** begin **
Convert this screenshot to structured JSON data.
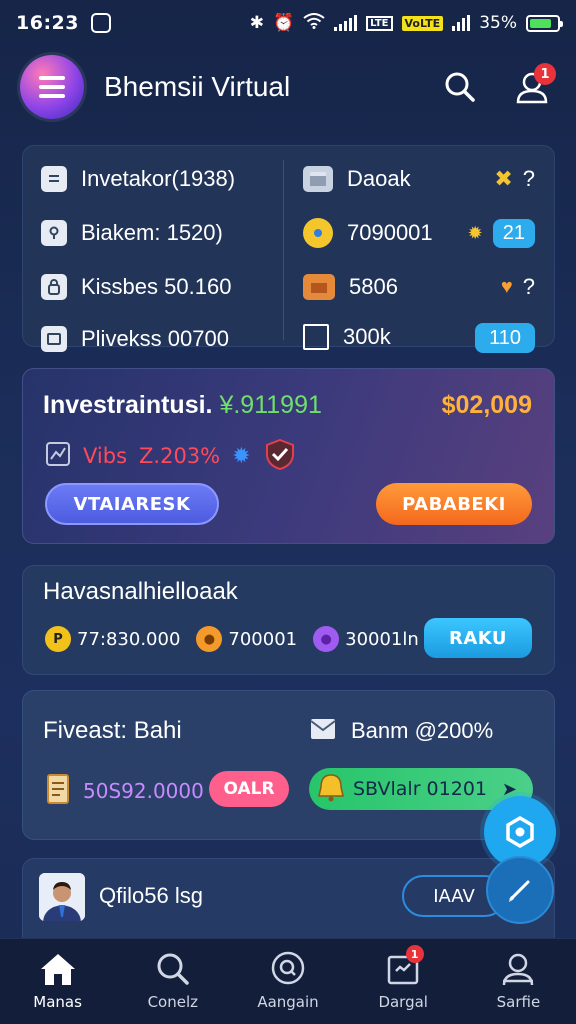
{
  "status_bar": {
    "time": "16:23",
    "volte": "VoLTE",
    "lte": "LTE",
    "battery_text": "35%",
    "battery_level": 0.8
  },
  "header": {
    "title": "Bhemsii Virtual",
    "notification_count": "1"
  },
  "summary": {
    "left": [
      {
        "label": "Invetakor(1938)",
        "icon": "document-icon"
      },
      {
        "label": "Biakem: 1520)",
        "icon": "key-icon"
      },
      {
        "label": "Kissbes 50.160",
        "icon": "lock-icon"
      },
      {
        "label": "Plivekss 00700",
        "icon": "card-icon"
      }
    ],
    "right": [
      {
        "label": "Daoak",
        "icon": "box-icon",
        "trailing": "?"
      },
      {
        "label": "7090001",
        "icon": "lock-icon",
        "badge": "21"
      },
      {
        "label": "5806",
        "icon": "briefcase-icon",
        "trailing": "?"
      },
      {
        "label": "300k",
        "icon": "folder-icon",
        "badge": "110"
      }
    ]
  },
  "investment": {
    "title": "Investraintusi.",
    "title_highlight": "¥.911991",
    "amount": "$02,009",
    "stat_label": "Vibs",
    "stat_value": "Z.203%",
    "primary_button": "VTAIARESK",
    "secondary_button": "PABABEKI"
  },
  "holdings": {
    "title": "Havasnalhielloaak",
    "coins": [
      {
        "symbol": "P",
        "value": "77:830.000",
        "color": "#f2c21a"
      },
      {
        "symbol": "●",
        "value": "700001",
        "color": "#f39a2a"
      },
      {
        "symbol": "●",
        "value": "30001ln",
        "color": "#a05bf0"
      }
    ],
    "button": "RAKU"
  },
  "forecast": {
    "title": "Fiveast: Bahi",
    "right_label": "Banm @200%",
    "amount": "50S92.0000",
    "pink_button": "OALR",
    "green_button": "SBVlalr 01201"
  },
  "profile": {
    "name": "Qfilo56 lsg",
    "button": "IAAV"
  },
  "bottom_nav": [
    {
      "label": "Manas",
      "icon": "home-icon"
    },
    {
      "label": "Conelz",
      "icon": "search-icon"
    },
    {
      "label": "Aangain",
      "icon": "search-circle-icon"
    },
    {
      "label": "Dargal",
      "icon": "inbox-icon",
      "badge": "1"
    },
    {
      "label": "Sarfie",
      "icon": "profile-icon"
    }
  ],
  "colors": {
    "accent_orange": "#ffb23b",
    "accent_green": "#6fe06a",
    "accent_cyan": "#2cabed",
    "negative": "#ff4a5a"
  }
}
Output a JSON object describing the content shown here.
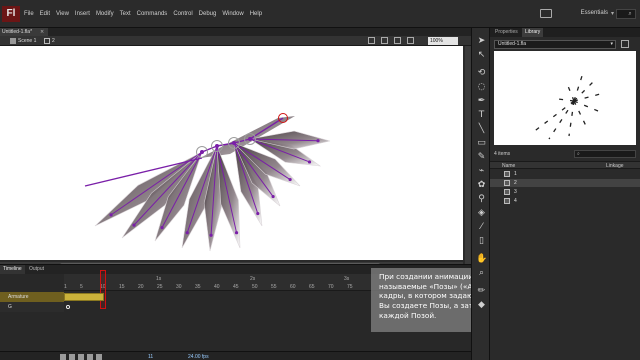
{
  "app": {
    "logo": "Fl",
    "menu": [
      "File",
      "Edit",
      "View",
      "Insert",
      "Modify",
      "Text",
      "Commands",
      "Control",
      "Debug",
      "Window",
      "Help"
    ],
    "workspace": "Essentials"
  },
  "document": {
    "tab_title": "Untitled-1.fla*",
    "scene_label": "Scene 1",
    "armature_label": "2",
    "zoom": "100%"
  },
  "timeline": {
    "tabs": [
      "Timeline",
      "Output"
    ],
    "ruler_seconds": [
      "1s",
      "2s",
      "3s"
    ],
    "ruler_frames": [
      "1",
      "5",
      "10",
      "15",
      "20",
      "25",
      "30",
      "35",
      "40",
      "45",
      "50",
      "55",
      "60",
      "65",
      "70",
      "75"
    ],
    "layers": [
      {
        "name": "Armature"
      },
      {
        "name": "G"
      }
    ],
    "current_frame": "11",
    "fps": "24.00 fps",
    "elapsed": "0.4s"
  },
  "caption": {
    "text": "При создании анимации каркасных фигур используют так называемые «Позы» («Armature»). Позы — это ключевые кадры, в котором задаются изменения в анимации. Вначале Вы создаете Позы, а затем анимируете изменения между каждой Позой."
  },
  "panel": {
    "tabs": [
      "Properties",
      "Library"
    ],
    "library_select": "Untitled-1.fla",
    "items_count": "4 items",
    "col_name": "Name",
    "col_linkage": "Linkage",
    "items": [
      "1",
      "2",
      "3",
      "4"
    ]
  },
  "colors": {
    "bone": "#7a1fa8",
    "accent_red": "#d01010",
    "pose_span": "#c9b13a"
  }
}
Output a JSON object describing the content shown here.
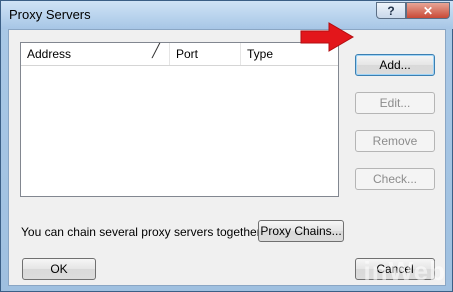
{
  "window": {
    "title": "Proxy Servers"
  },
  "titlebar_buttons": {
    "help": "?",
    "close": "✕"
  },
  "list": {
    "columns": [
      "Address",
      "Port",
      "Type"
    ],
    "rows": []
  },
  "buttons": {
    "add": "Add...",
    "edit": "Edit...",
    "remove": "Remove",
    "check": "Check...",
    "proxy_chains": "Proxy Chains...",
    "ok": "OK",
    "cancel": "Cancel"
  },
  "chain_text": "You can chain several proxy servers together:",
  "watermark": "inWeb",
  "colors": {
    "arrow": "#e3161b",
    "title_bar": "#bcd6ee"
  }
}
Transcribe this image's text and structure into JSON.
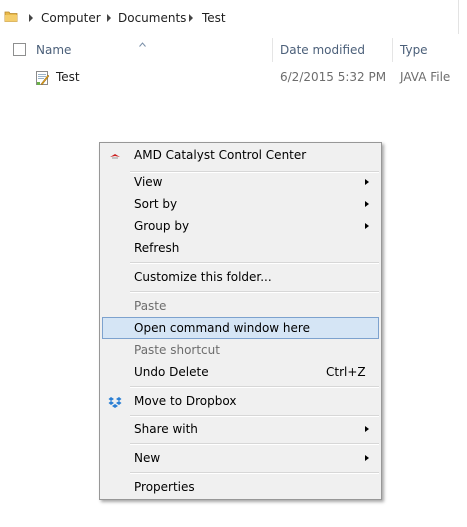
{
  "address_bar": {
    "crumbs": [
      "Computer",
      "Documents",
      "Test"
    ]
  },
  "columns": {
    "name": "Name",
    "date_modified": "Date modified",
    "type": "Type"
  },
  "file": {
    "name": "Test",
    "date": "6/2/2015 5:32 PM",
    "type": "JAVA File",
    "icon": "java-file-icon"
  },
  "context_menu": {
    "items": [
      {
        "label": "AMD Catalyst Control Center",
        "icon": "amd-icon"
      },
      {
        "label": "View",
        "submenu": true
      },
      {
        "label": "Sort by",
        "submenu": true
      },
      {
        "label": "Group by",
        "submenu": true
      },
      {
        "label": "Refresh"
      },
      {
        "label": "Customize this folder..."
      },
      {
        "label": "Paste",
        "disabled": true
      },
      {
        "label": "Open command window here",
        "highlighted": true
      },
      {
        "label": "Paste shortcut",
        "disabled": true
      },
      {
        "label": "Undo Delete",
        "shortcut": "Ctrl+Z"
      },
      {
        "label": "Move to Dropbox",
        "icon": "dropbox-icon"
      },
      {
        "label": "Share with",
        "submenu": true
      },
      {
        "label": "New",
        "submenu": true
      },
      {
        "label": "Properties"
      }
    ]
  },
  "colors": {
    "highlight_bg": "#d5e5f5",
    "highlight_border": "#7da2ce",
    "column_header_text": "#4c607a",
    "menu_bg": "#f0f0f0"
  }
}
** end **
* Task prompt:
Return to the listing above and set it down exactly, leaving out its pictures.

* Response to this exercise:
Convert this screenshot to structured JSON data.
{
  "status_bar": {
    "time": "16:23",
    "volte": "VoLTE",
    "lte": "LTE",
    "battery_text": "35%",
    "battery_level": 0.8
  },
  "header": {
    "title": "Bhemsii Virtual",
    "notification_count": "1"
  },
  "summary": {
    "left": [
      {
        "label": "Invetakor(1938)",
        "icon": "document-icon"
      },
      {
        "label": "Biakem: 1520)",
        "icon": "key-icon"
      },
      {
        "label": "Kissbes 50.160",
        "icon": "lock-icon"
      },
      {
        "label": "Plivekss 00700",
        "icon": "card-icon"
      }
    ],
    "right": [
      {
        "label": "Daoak",
        "icon": "box-icon",
        "trailing": "?"
      },
      {
        "label": "7090001",
        "icon": "lock-icon",
        "badge": "21"
      },
      {
        "label": "5806",
        "icon": "briefcase-icon",
        "trailing": "?"
      },
      {
        "label": "300k",
        "icon": "folder-icon",
        "badge": "110"
      }
    ]
  },
  "investment": {
    "title": "Investraintusi.",
    "title_highlight": "¥.911991",
    "amount": "$02,009",
    "stat_label": "Vibs",
    "stat_value": "Z.203%",
    "primary_button": "VTAIARESK",
    "secondary_button": "PABABEKI"
  },
  "holdings": {
    "title": "Havasnalhielloaak",
    "coins": [
      {
        "symbol": "P",
        "value": "77:830.000",
        "color": "#f2c21a"
      },
      {
        "symbol": "●",
        "value": "700001",
        "color": "#f39a2a"
      },
      {
        "symbol": "●",
        "value": "30001ln",
        "color": "#a05bf0"
      }
    ],
    "button": "RAKU"
  },
  "forecast": {
    "title": "Fiveast: Bahi",
    "right_label": "Banm @200%",
    "amount": "50S92.0000",
    "pink_button": "OALR",
    "green_button": "SBVlalr 01201"
  },
  "profile": {
    "name": "Qfilo56 lsg",
    "button": "IAAV"
  },
  "bottom_nav": [
    {
      "label": "Manas",
      "icon": "home-icon"
    },
    {
      "label": "Conelz",
      "icon": "search-icon"
    },
    {
      "label": "Aangain",
      "icon": "search-circle-icon"
    },
    {
      "label": "Dargal",
      "icon": "inbox-icon",
      "badge": "1"
    },
    {
      "label": "Sarfie",
      "icon": "profile-icon"
    }
  ],
  "colors": {
    "accent_orange": "#ffb23b",
    "accent_green": "#6fe06a",
    "accent_cyan": "#2cabed",
    "negative": "#ff4a5a"
  }
}
Output a JSON object describing the content shown here.
{
  "app": {
    "logo": "Fl",
    "menu": [
      "File",
      "Edit",
      "View",
      "Insert",
      "Modify",
      "Text",
      "Commands",
      "Control",
      "Debug",
      "Window",
      "Help"
    ],
    "workspace": "Essentials"
  },
  "document": {
    "tab_title": "Untitled-1.fla*",
    "scene_label": "Scene 1",
    "armature_label": "2",
    "zoom": "100%"
  },
  "timeline": {
    "tabs": [
      "Timeline",
      "Output"
    ],
    "ruler_seconds": [
      "1s",
      "2s",
      "3s"
    ],
    "ruler_frames": [
      "1",
      "5",
      "10",
      "15",
      "20",
      "25",
      "30",
      "35",
      "40",
      "45",
      "50",
      "55",
      "60",
      "65",
      "70",
      "75"
    ],
    "layers": [
      {
        "name": "Armature"
      },
      {
        "name": "G"
      }
    ],
    "current_frame": "11",
    "fps": "24.00 fps",
    "elapsed": "0.4s"
  },
  "caption": {
    "text": "При создании анимации каркасных фигур используют так называемые «Позы» («Armature»). Позы — это ключевые кадры, в котором задаются изменения в анимации. Вначале Вы создаете Позы, а затем анимируете изменения между каждой Позой."
  },
  "panel": {
    "tabs": [
      "Properties",
      "Library"
    ],
    "library_select": "Untitled-1.fla",
    "items_count": "4 items",
    "col_name": "Name",
    "col_linkage": "Linkage",
    "items": [
      "1",
      "2",
      "3",
      "4"
    ]
  },
  "colors": {
    "bone": "#7a1fa8",
    "accent_red": "#d01010",
    "pose_span": "#c9b13a"
  }
}
Output a JSON object describing the content shown here.
{
  "window": {
    "title": "Proxy Servers"
  },
  "titlebar_buttons": {
    "help": "?",
    "close": "✕"
  },
  "list": {
    "columns": [
      "Address",
      "Port",
      "Type"
    ],
    "rows": []
  },
  "buttons": {
    "add": "Add...",
    "edit": "Edit...",
    "remove": "Remove",
    "check": "Check...",
    "proxy_chains": "Proxy Chains...",
    "ok": "OK",
    "cancel": "Cancel"
  },
  "chain_text": "You can chain several proxy servers together:",
  "watermark": "inWeb",
  "colors": {
    "arrow": "#e3161b",
    "title_bar": "#bcd6ee"
  }
}
Transcribe this image's text and structure into JSON.
{
  "address_bar": {
    "crumbs": [
      "Computer",
      "Documents",
      "Test"
    ]
  },
  "columns": {
    "name": "Name",
    "date_modified": "Date modified",
    "type": "Type"
  },
  "file": {
    "name": "Test",
    "date": "6/2/2015 5:32 PM",
    "type": "JAVA File",
    "icon": "java-file-icon"
  },
  "context_menu": {
    "items": [
      {
        "label": "AMD Catalyst Control Center",
        "icon": "amd-icon"
      },
      {
        "label": "View",
        "submenu": true
      },
      {
        "label": "Sort by",
        "submenu": true
      },
      {
        "label": "Group by",
        "submenu": true
      },
      {
        "label": "Refresh"
      },
      {
        "label": "Customize this folder..."
      },
      {
        "label": "Paste",
        "disabled": true
      },
      {
        "label": "Open command window here",
        "highlighted": true
      },
      {
        "label": "Paste shortcut",
        "disabled": true
      },
      {
        "label": "Undo Delete",
        "shortcut": "Ctrl+Z"
      },
      {
        "label": "Move to Dropbox",
        "icon": "dropbox-icon"
      },
      {
        "label": "Share with",
        "submenu": true
      },
      {
        "label": "New",
        "submenu": true
      },
      {
        "label": "Properties"
      }
    ]
  },
  "colors": {
    "highlight_bg": "#d5e5f5",
    "highlight_border": "#7da2ce",
    "column_header_text": "#4c607a",
    "menu_bg": "#f0f0f0"
  }
}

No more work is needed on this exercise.